:: EXERCISE DIRECTIONS ::
Copy each line that holds "color".
— Begin AVAILABLE DATA —
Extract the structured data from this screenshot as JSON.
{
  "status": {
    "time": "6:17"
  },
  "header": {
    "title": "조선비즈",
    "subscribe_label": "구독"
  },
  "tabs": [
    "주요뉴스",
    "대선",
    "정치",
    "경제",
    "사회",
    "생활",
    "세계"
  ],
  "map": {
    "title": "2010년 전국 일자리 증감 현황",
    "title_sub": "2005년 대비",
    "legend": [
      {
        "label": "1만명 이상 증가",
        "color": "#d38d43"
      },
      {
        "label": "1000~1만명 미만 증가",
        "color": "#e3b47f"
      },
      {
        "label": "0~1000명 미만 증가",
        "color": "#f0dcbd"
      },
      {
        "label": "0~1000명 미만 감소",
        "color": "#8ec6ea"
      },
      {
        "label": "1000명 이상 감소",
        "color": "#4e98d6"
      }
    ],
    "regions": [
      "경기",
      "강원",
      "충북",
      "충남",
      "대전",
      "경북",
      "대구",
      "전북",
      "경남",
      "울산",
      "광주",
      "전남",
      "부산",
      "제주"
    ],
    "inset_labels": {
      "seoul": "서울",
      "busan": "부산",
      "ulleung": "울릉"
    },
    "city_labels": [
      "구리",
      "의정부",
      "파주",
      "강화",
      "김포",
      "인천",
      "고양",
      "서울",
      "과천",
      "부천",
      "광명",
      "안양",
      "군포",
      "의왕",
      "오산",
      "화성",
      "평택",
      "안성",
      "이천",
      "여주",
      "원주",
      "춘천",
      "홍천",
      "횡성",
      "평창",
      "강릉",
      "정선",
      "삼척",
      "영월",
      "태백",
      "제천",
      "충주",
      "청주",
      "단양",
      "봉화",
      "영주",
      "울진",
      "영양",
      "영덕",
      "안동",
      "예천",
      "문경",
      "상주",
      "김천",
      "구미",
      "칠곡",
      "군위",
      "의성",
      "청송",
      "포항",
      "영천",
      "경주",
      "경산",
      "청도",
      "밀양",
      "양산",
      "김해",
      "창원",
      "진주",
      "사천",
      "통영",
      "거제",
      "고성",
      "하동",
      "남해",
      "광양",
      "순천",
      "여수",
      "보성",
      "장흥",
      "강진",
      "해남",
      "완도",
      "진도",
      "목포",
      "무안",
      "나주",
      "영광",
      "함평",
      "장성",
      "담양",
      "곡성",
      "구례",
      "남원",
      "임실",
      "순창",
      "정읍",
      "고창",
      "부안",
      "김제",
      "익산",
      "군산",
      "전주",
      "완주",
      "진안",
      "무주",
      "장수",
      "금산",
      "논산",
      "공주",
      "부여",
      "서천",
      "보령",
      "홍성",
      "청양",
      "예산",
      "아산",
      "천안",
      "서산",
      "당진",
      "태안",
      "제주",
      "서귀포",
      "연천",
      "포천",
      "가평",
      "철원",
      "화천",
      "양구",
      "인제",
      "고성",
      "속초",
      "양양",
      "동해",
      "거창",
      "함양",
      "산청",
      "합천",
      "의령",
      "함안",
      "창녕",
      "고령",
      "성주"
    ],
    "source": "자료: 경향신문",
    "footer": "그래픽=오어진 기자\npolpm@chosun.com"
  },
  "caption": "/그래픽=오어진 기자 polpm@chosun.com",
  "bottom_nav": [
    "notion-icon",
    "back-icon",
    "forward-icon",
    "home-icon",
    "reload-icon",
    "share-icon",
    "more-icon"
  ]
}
— End AVAILABLE DATA —
:: RESPONSE ::
        "color": "#d38d43"
        "color": "#e3b47f"
        "color": "#f0dcbd"
        "color": "#8ec6ea"
        "color": "#4e98d6"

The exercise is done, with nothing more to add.